Make an exact copy of the entries, and keep any pictures out of it.
★ ★ ★
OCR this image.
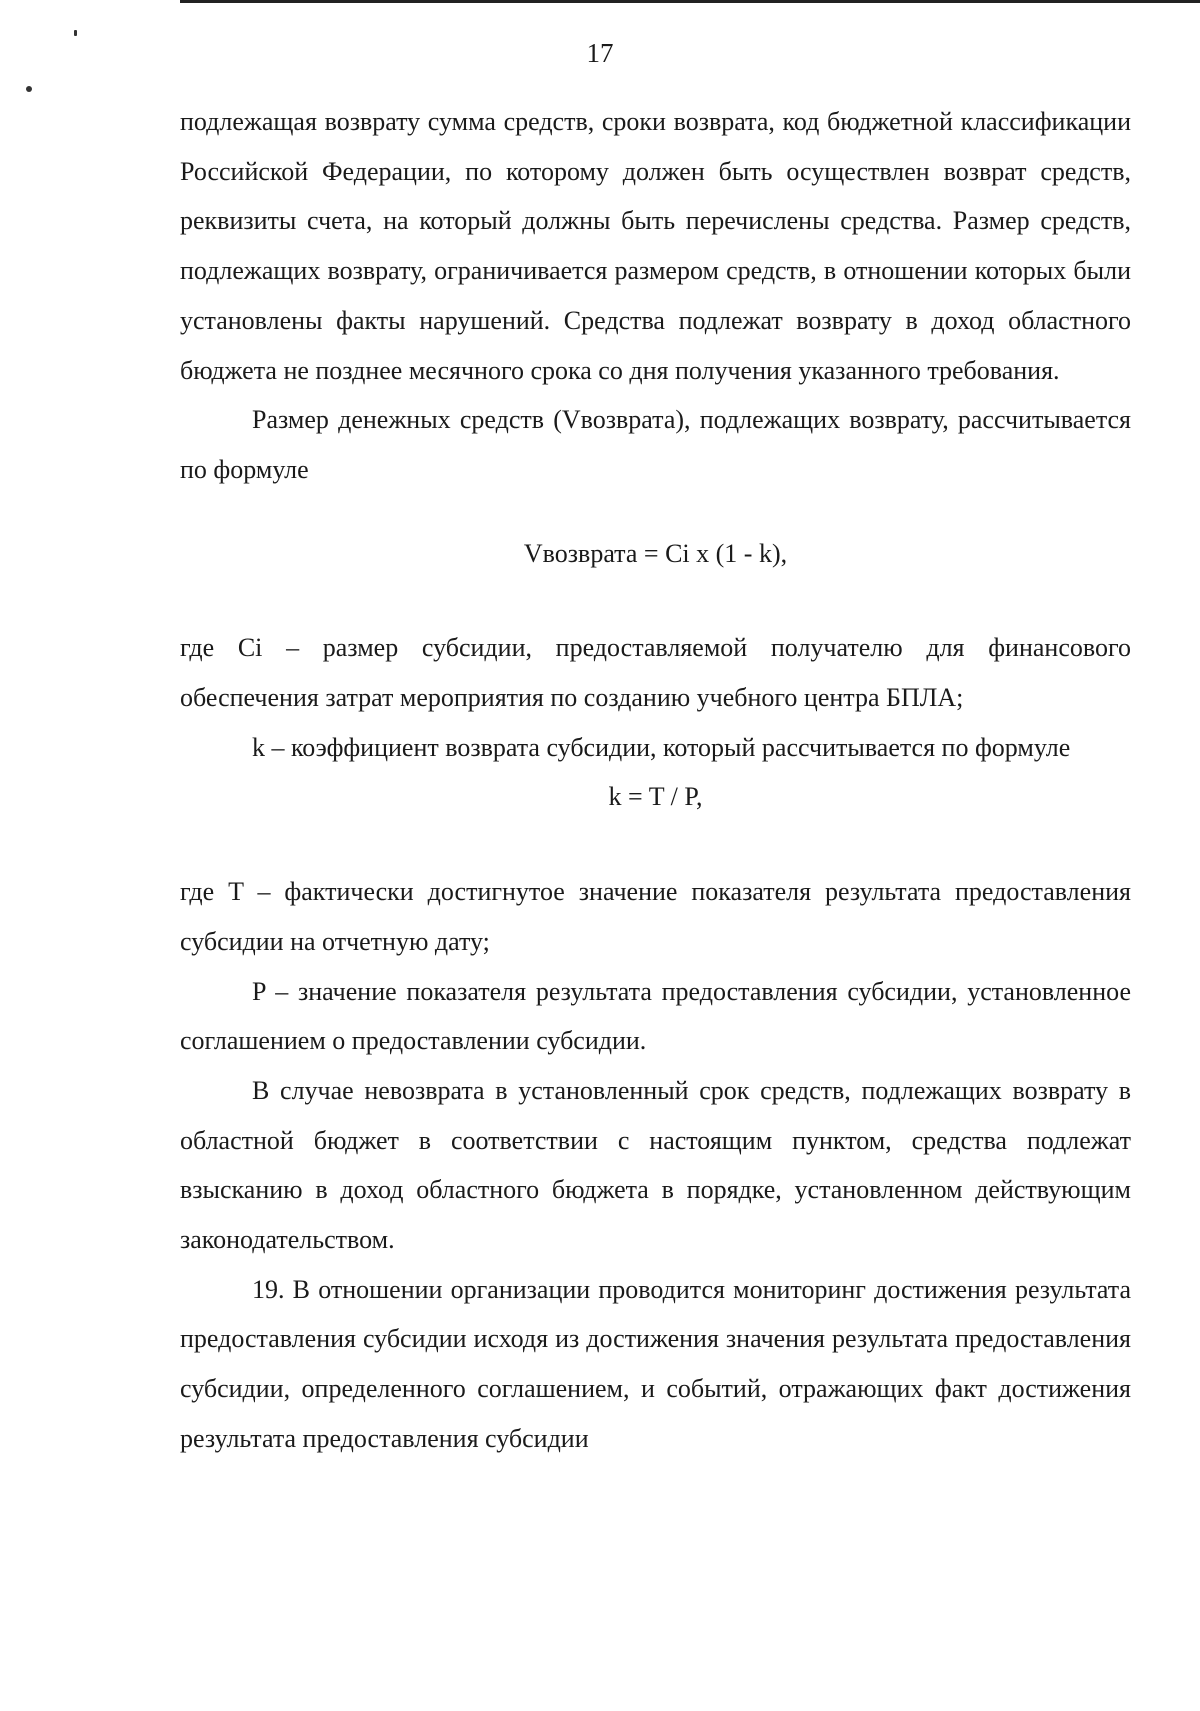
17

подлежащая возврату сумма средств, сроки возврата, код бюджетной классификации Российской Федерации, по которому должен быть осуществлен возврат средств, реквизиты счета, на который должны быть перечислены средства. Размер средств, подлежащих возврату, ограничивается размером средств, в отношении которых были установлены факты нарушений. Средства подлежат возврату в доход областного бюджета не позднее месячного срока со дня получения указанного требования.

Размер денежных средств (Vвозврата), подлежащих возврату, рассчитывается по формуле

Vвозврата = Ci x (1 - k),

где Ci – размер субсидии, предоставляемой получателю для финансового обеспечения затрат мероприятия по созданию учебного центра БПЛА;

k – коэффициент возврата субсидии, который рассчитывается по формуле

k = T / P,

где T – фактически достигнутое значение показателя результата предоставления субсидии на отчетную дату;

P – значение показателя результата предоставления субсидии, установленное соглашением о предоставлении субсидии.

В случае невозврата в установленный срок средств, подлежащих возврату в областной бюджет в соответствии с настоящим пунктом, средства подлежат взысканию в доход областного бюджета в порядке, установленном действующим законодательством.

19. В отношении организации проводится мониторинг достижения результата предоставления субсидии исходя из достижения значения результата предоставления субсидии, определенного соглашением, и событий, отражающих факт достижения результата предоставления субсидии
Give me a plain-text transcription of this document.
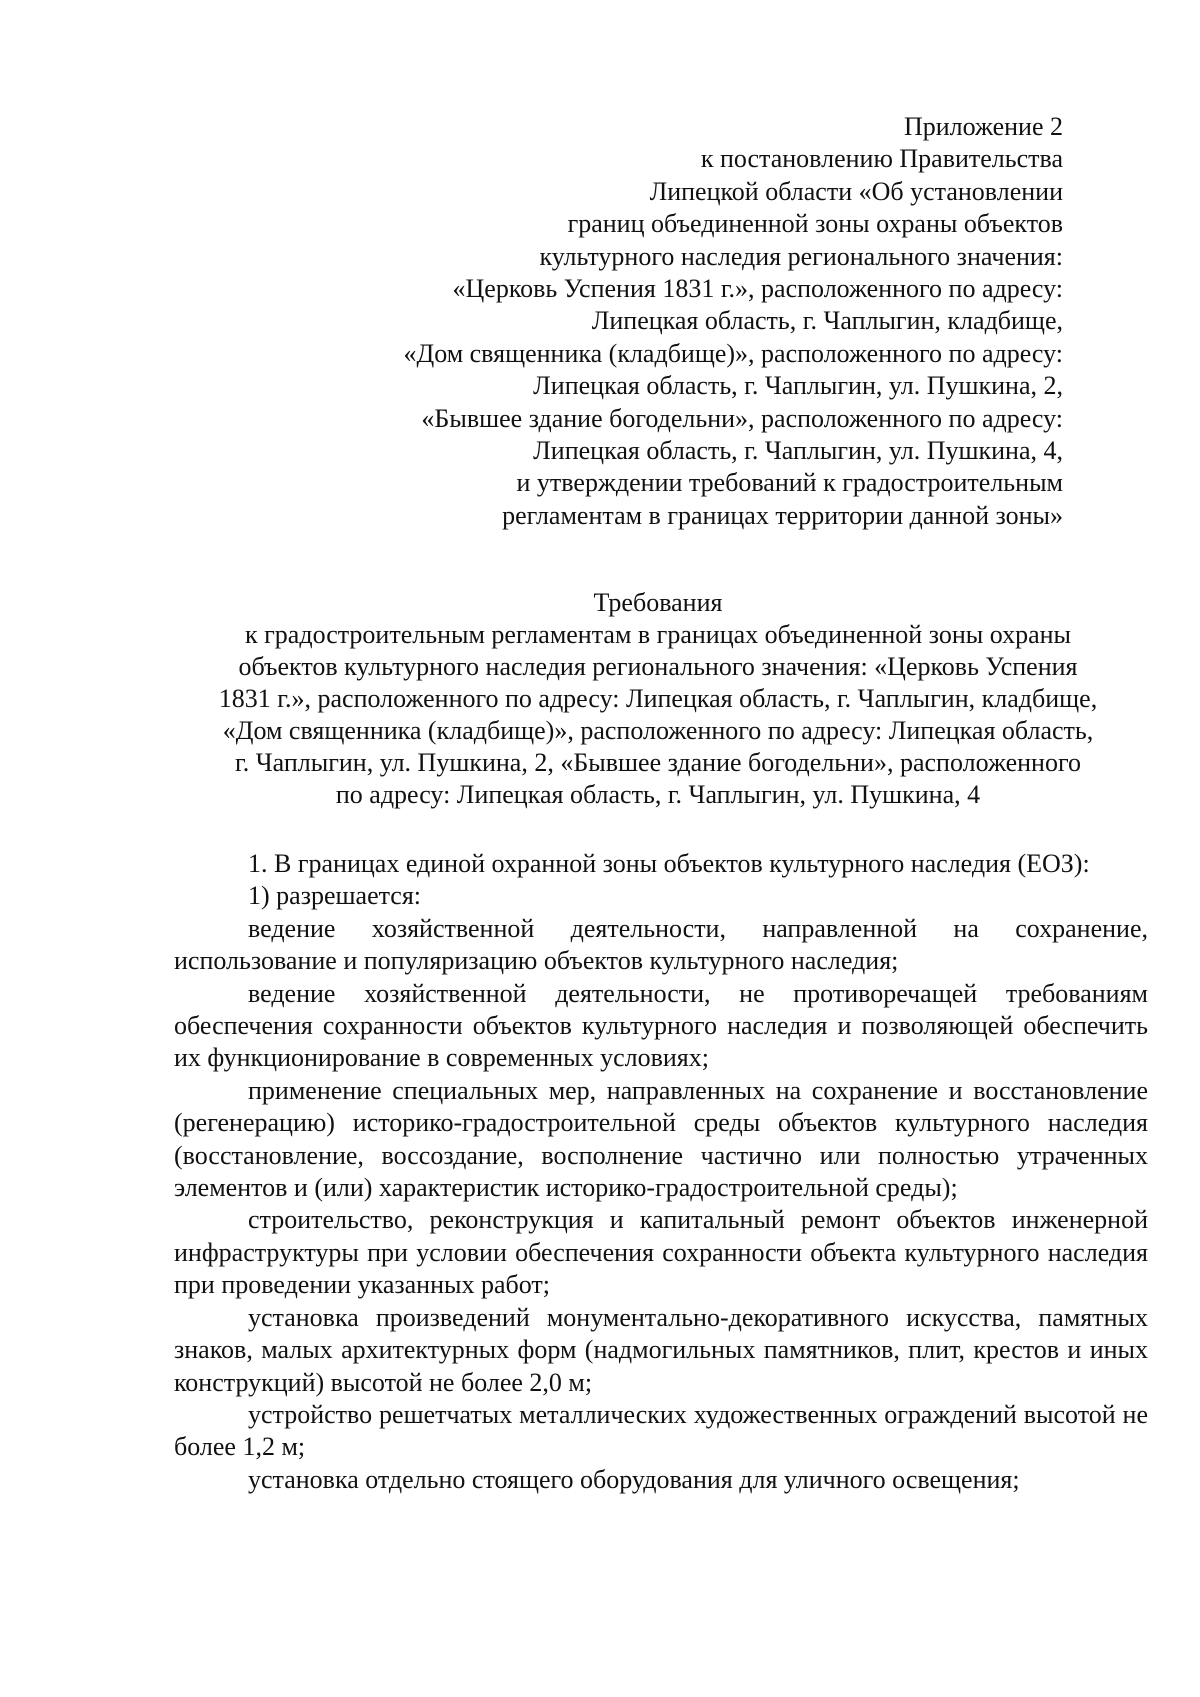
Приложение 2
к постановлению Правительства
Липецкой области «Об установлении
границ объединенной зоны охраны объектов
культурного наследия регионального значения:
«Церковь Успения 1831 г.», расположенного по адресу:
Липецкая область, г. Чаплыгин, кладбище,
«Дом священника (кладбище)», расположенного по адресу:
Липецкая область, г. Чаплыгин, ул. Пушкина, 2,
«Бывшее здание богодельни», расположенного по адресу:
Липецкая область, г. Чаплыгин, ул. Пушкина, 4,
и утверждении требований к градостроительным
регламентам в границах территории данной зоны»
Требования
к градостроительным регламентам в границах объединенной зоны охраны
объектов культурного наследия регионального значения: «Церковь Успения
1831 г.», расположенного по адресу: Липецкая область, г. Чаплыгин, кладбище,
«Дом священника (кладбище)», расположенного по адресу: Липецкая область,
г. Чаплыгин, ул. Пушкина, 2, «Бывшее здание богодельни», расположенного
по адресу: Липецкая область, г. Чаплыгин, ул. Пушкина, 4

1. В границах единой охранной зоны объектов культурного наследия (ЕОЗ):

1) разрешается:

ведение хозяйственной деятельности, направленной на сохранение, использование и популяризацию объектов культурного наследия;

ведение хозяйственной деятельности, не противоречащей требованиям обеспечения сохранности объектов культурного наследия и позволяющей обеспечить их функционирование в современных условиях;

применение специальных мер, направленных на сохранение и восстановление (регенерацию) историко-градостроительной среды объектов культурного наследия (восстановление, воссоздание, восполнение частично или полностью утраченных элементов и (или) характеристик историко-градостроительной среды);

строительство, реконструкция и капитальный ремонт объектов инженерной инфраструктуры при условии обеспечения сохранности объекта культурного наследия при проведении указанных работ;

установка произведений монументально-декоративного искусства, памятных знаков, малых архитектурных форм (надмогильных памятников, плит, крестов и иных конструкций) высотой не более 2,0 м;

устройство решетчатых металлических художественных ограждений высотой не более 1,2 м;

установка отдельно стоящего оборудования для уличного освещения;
★ ★ ★
## OUTPUT OF THE TASK
OCR this image.
17

подлежащая возврату сумма средств, сроки возврата, код бюджетной классификации Российской Федерации, по которому должен быть осуществлен возврат средств, реквизиты счета, на который должны быть перечислены средства. Размер средств, подлежащих возврату, ограничивается размером средств, в отношении которых были установлены факты нарушений. Средства подлежат возврату в доход областного бюджета не позднее месячного срока со дня получения указанного требования.

Размер денежных средств (Vвозврата), подлежащих возврату, рассчитывается по формуле

Vвозврата = Ci x (1 - k),

где Ci – размер субсидии, предоставляемой получателю для финансового обеспечения затрат мероприятия по созданию учебного центра БПЛА;

k – коэффициент возврата субсидии, который рассчитывается по формуле

k = T / P,

где T – фактически достигнутое значение показателя результата предоставления субсидии на отчетную дату;

P – значение показателя результата предоставления субсидии, установленное соглашением о предоставлении субсидии.

В случае невозврата в установленный срок средств, подлежащих возврату в областной бюджет в соответствии с настоящим пунктом, средства подлежат взысканию в доход областного бюджета в порядке, установленном действующим законодательством.

19. В отношении организации проводится мониторинг достижения результата предоставления субсидии исходя из достижения значения результата предоставления субсидии, определенного соглашением, и событий, отражающих факт достижения результата предоставления субсидии
Give me a plain-text transcription of this document.
Приложение 2
к постановлению Правительства
Липецкой области «Об установлении
границ объединенной зоны охраны объектов
культурного наследия регионального значения:
«Церковь Успения 1831 г.», расположенного по адресу:
Липецкая область, г. Чаплыгин, кладбище,
«Дом священника (кладбище)», расположенного по адресу:
Липецкая область, г. Чаплыгин, ул. Пушкина, 2,
«Бывшее здание богодельни», расположенного по адресу:
Липецкая область, г. Чаплыгин, ул. Пушкина, 4,
и утверждении требований к градостроительным
регламентам в границах территории данной зоны»
Требования
к градостроительным регламентам в границах объединенной зоны охраны
объектов культурного наследия регионального значения: «Церковь Успения
1831 г.», расположенного по адресу: Липецкая область, г. Чаплыгин, кладбище,
«Дом священника (кладбище)», расположенного по адресу: Липецкая область,
г. Чаплыгин, ул. Пушкина, 2, «Бывшее здание богодельни», расположенного
по адресу: Липецкая область, г. Чаплыгин, ул. Пушкина, 4

1. В границах единой охранной зоны объектов культурного наследия (ЕОЗ):

1) разрешается:

ведение хозяйственной деятельности, направленной на сохранение, использование и популяризацию объектов культурного наследия;

ведение хозяйственной деятельности, не противоречащей требованиям обеспечения сохранности объектов культурного наследия и позволяющей обеспечить их функционирование в современных условиях;

применение специальных мер, направленных на сохранение и восстановление (регенерацию) историко-градостроительной среды объектов культурного наследия (восстановление, воссоздание, восполнение частично или полностью утраченных элементов и (или) характеристик историко-градостроительной среды);

строительство, реконструкция и капитальный ремонт объектов инженерной инфраструктуры при условии обеспечения сохранности объекта культурного наследия при проведении указанных работ;

установка произведений монументально-декоративного искусства, памятных знаков, малых архитектурных форм (надмогильных памятников, плит, крестов и иных конструкций) высотой не более 2,0 м;

устройство решетчатых металлических художественных ограждений высотой не более 1,2 м;

установка отдельно стоящего оборудования для уличного освещения;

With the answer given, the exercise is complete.